Exercise objective: Rewrite the lines of the material from the line with "utlandsfodda-end-point xyxy=(756,364,769,377)" to the line with "y-tick-label: 20 % xyxy=(26,226,63,242)", and replace "x-tick-label" with "year-label" while leaving everything else unchanged.

Data supplied:
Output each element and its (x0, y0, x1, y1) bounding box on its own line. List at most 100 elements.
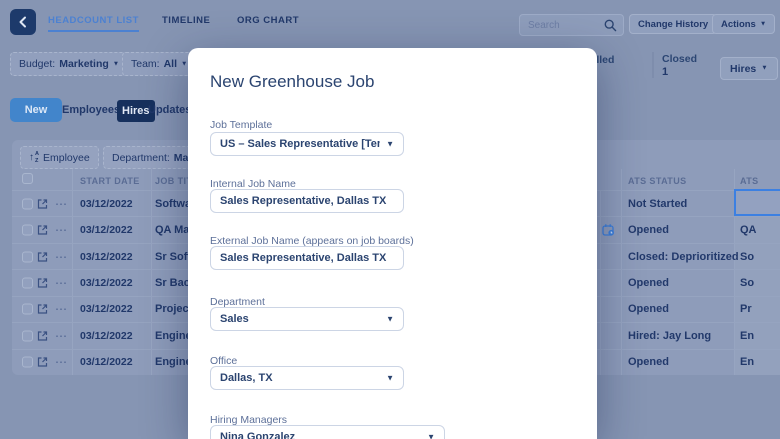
cell-ats-status: Not Started (628, 197, 688, 210)
field-label-office: Office (210, 355, 238, 367)
stat-closed-value: 1 (662, 66, 669, 78)
focused-cell[interactable] (734, 189, 780, 216)
segment-employees[interactable]: Employees (62, 104, 121, 116)
cell-start-date: 03/12/2022 (80, 276, 133, 289)
cell-ats-status: Opened (628, 356, 669, 369)
chevron-down-icon: ▼ (112, 60, 120, 68)
field-label-department: Department (210, 296, 265, 308)
search-input[interactable] (520, 19, 604, 31)
select-all-checkbox[interactable] (22, 173, 33, 184)
row-menu-icon[interactable]: ⋯ (55, 249, 68, 264)
field-label-hiring-managers: Hiring Managers (210, 414, 288, 426)
column-header-job-title[interactable]: JOB TITLE (155, 176, 205, 186)
cell-ats-status: Closed: Deprioritized (628, 250, 739, 263)
sort-chip-label: Employee (42, 151, 90, 164)
open-record-icon[interactable] (37, 277, 48, 288)
segment-updates[interactable]: Updates (148, 104, 192, 116)
row-menu-icon[interactable]: ⋯ (55, 355, 68, 370)
actions-label: Actions (721, 18, 756, 30)
internal-job-name-input[interactable]: Sales Representative, Dallas TX (210, 189, 404, 213)
cell-ats-extra: QA (740, 224, 757, 237)
new-button[interactable]: New (10, 98, 62, 122)
row-menu-icon[interactable]: ⋯ (55, 328, 68, 343)
search-box[interactable] (519, 14, 624, 36)
hiring-managers-select[interactable]: Nina Gonzalez ▼ (210, 425, 445, 439)
open-record-icon[interactable] (37, 357, 48, 368)
external-link-icon (37, 225, 48, 235)
field-label-external-job-name: External Job Name (appears on job boards… (210, 235, 414, 247)
column-header-start-date[interactable]: START DATE (80, 176, 140, 186)
cell-ats-extra: Pr (740, 303, 752, 316)
department-value: Sales (220, 313, 249, 325)
cell-start-date: 03/12/2022 (80, 329, 133, 342)
hires-dropdown-button[interactable]: Hires ▼ (720, 57, 778, 80)
cell-start-date: 03/12/2022 (80, 224, 133, 237)
cell-ats-status: Opened (628, 303, 669, 316)
external-job-name-input[interactable]: Sales Representative, Dallas TX (210, 246, 404, 270)
row-checkbox[interactable] (22, 224, 33, 236)
row-menu-icon[interactable]: ⋯ (55, 196, 68, 211)
office-select[interactable]: Dallas, TX ▼ (210, 366, 404, 390)
field-label-internal-job-name: Internal Job Name (210, 178, 296, 190)
row-menu-icon[interactable]: ⋯ (55, 275, 68, 290)
cell-ats-status: Hired: Jay Long (628, 329, 712, 342)
search-icon (604, 19, 617, 31)
budget-filter-label: Budget: (19, 58, 56, 70)
department-select[interactable]: Sales ▼ (210, 307, 404, 331)
external-link-icon (37, 331, 48, 341)
cell-job-title: Enginee (155, 356, 198, 369)
tab-headcount-list[interactable]: HEADCOUNT LIST (48, 15, 139, 32)
cell-ats-extra: En (740, 329, 755, 342)
stat-divider (652, 52, 654, 78)
chevron-down-icon: ▼ (386, 314, 394, 324)
row-checkbox[interactable] (22, 303, 33, 315)
open-record-icon[interactable] (37, 251, 48, 262)
team-filter-chip[interactable]: Team: All ▼ (122, 52, 197, 76)
external-job-name-value: Sales Representative, Dallas TX (220, 252, 387, 264)
tab-timeline[interactable]: TIMELINE (162, 15, 211, 26)
row-checkbox[interactable] (22, 198, 33, 210)
row-menu-icon[interactable]: ⋯ (55, 302, 68, 317)
open-record-icon[interactable] (37, 198, 48, 209)
change-history-button[interactable]: Change History (629, 14, 718, 34)
hiring-managers-value: Nina Gonzalez (220, 431, 296, 439)
external-link-icon (37, 199, 48, 209)
stat-closed-label: Closed (662, 53, 698, 65)
row-checkbox[interactable] (22, 277, 33, 289)
column-header-ats-extra[interactable]: ATS (740, 176, 759, 186)
column-divider (621, 169, 622, 375)
column-header-ats-status[interactable]: ATS STATUS (628, 176, 687, 186)
budget-filter-chip[interactable]: Budget: Marketing ▼ (10, 52, 129, 76)
row-checkbox[interactable] (22, 330, 33, 342)
cell-start-date: 03/12/2022 (80, 356, 133, 369)
team-filter-value: All (163, 58, 178, 70)
open-record-icon[interactable] (37, 304, 48, 315)
hires-dropdown-label: Hires (730, 62, 757, 75)
open-record-icon[interactable] (37, 225, 48, 236)
job-template-select[interactable]: US – Sales Representative [Template] ▼ (210, 132, 404, 156)
chevron-down-icon: ▼ (759, 20, 767, 28)
external-link-icon (37, 357, 48, 367)
budget-filter-value: Marketing (59, 58, 109, 70)
row-checkbox[interactable] (22, 251, 33, 263)
chevron-down-icon: ▼ (427, 432, 435, 439)
back-button[interactable] (10, 9, 36, 35)
chevron-down-icon: ▼ (181, 60, 188, 68)
cell-start-date: 03/12/2022 (80, 197, 133, 210)
open-record-icon[interactable] (37, 330, 48, 341)
tab-org-chart[interactable]: ORG CHART (237, 15, 300, 26)
segment-hires[interactable]: Hires (117, 100, 155, 122)
chevron-left-icon (19, 16, 26, 28)
column-divider (151, 169, 152, 375)
calendar-sync-icon[interactable] (602, 224, 615, 237)
row-checkbox[interactable] (22, 356, 33, 368)
external-link-icon (37, 304, 48, 314)
external-link-icon (37, 251, 48, 262)
team-filter-label: Team: (131, 58, 160, 70)
actions-button[interactable]: Actions ▼ (712, 14, 776, 34)
cell-job-title: Enginee (155, 329, 198, 342)
cell-ats-status: Opened (628, 276, 669, 289)
row-menu-icon[interactable]: ⋯ (55, 223, 68, 238)
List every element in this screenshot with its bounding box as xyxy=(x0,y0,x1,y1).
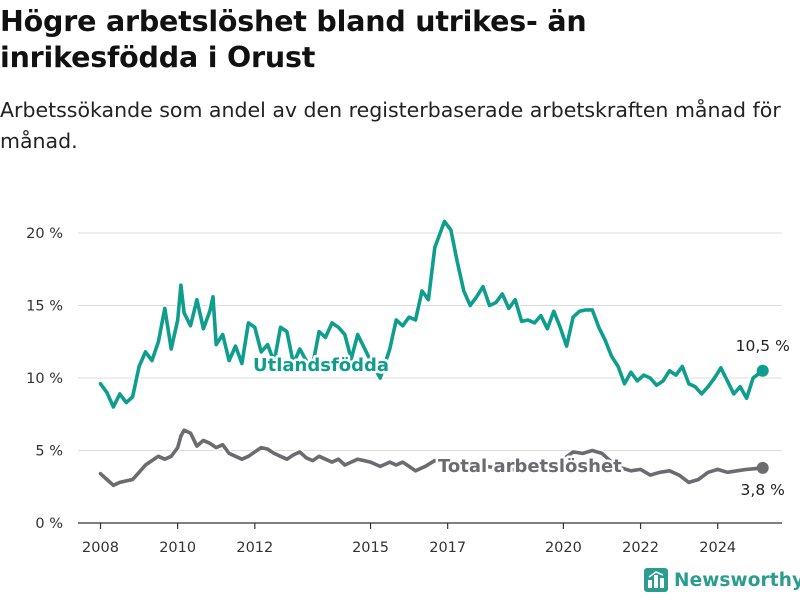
utlandsfodda-end-point xyxy=(756,364,769,377)
bar-chart-logo-icon xyxy=(644,568,668,592)
annotations: 10,5 %3,8 %UtlandsföddaUtlandsföddaTotal… xyxy=(251,337,790,499)
y-tick-label: 0 % xyxy=(35,516,63,532)
x-tick-label: 2010 xyxy=(159,540,196,556)
utlandsfodda-end-label: 10,5 % xyxy=(736,337,790,355)
x-tick-label: 2012 xyxy=(236,540,273,556)
series-halo xyxy=(97,426,766,489)
utlandsfodda-line xyxy=(98,219,765,409)
chart-subtitle: Arbetssökande som andel av den registerb… xyxy=(0,98,781,153)
axes: 0 % 5 % 10 % 15 % 20 % 2008 2010 2012 2015 2017 20… xyxy=(26,226,782,556)
x-tick-label: 2024 xyxy=(699,540,736,556)
utlandsfodda-annotation: Utlandsfödda xyxy=(253,355,389,376)
brand-name: Newsworthy xyxy=(674,569,800,591)
y-tick-label: 20 % xyxy=(26,226,63,242)
x-tick-label: 2017 xyxy=(429,540,466,556)
brand: Newsworthy xyxy=(644,568,800,592)
x-tick-label: 2015 xyxy=(352,540,389,556)
total-end-label: 3,8 % xyxy=(741,481,785,499)
y-tick-label: 15 % xyxy=(26,299,63,315)
x-tick-label: 2020 xyxy=(545,540,582,556)
series-lines xyxy=(97,218,769,489)
y-tick-label: 10 % xyxy=(26,371,63,387)
total-annotation: Total arbetslöshet xyxy=(438,456,622,477)
x-tick-label: 2008 xyxy=(82,540,119,556)
y-tick-label: 5 % xyxy=(35,444,63,460)
series-annotation-halo: Total arbetslöshet xyxy=(438,456,622,477)
chart-title: Högre arbetslöshet bland utrikes- än inr… xyxy=(0,5,587,74)
total-end-point xyxy=(756,461,769,474)
total-line xyxy=(98,428,765,488)
series-annotation-halo: Utlandsfödda xyxy=(253,355,389,376)
x-tick-label: 2022 xyxy=(622,540,659,556)
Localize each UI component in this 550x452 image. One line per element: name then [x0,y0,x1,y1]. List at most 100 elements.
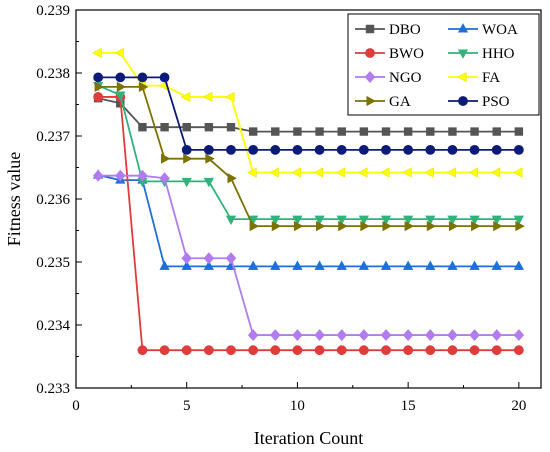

Task result:
utlandsfodda-end-point xyxy=(756,364,769,377)
bar-chart-logo-icon xyxy=(644,568,668,592)
annotations: 10,5 %3,8 %UtlandsföddaUtlandsföddaTotal… xyxy=(251,337,790,499)
y-tick-label: 0 % xyxy=(35,516,63,532)
year-label: 2010 xyxy=(159,540,196,556)
utlandsfodda-end-label: 10,5 % xyxy=(736,337,790,355)
year-label: 2012 xyxy=(236,540,273,556)
series-halo xyxy=(97,426,766,489)
utlandsfodda-line xyxy=(98,219,765,409)
chart-subtitle: Arbetssökande som andel av den registerb… xyxy=(0,98,781,153)
axes: 0 % 5 % 10 % 15 % 20 % 2008 2010 2012 2015 2017 20… xyxy=(26,226,782,556)
year-label: 2024 xyxy=(699,540,736,556)
utlandsfodda-annotation: Utlandsfödda xyxy=(253,355,389,376)
brand-name: Newsworthy xyxy=(674,569,800,591)
y-tick-label: 20 % xyxy=(26,226,63,242)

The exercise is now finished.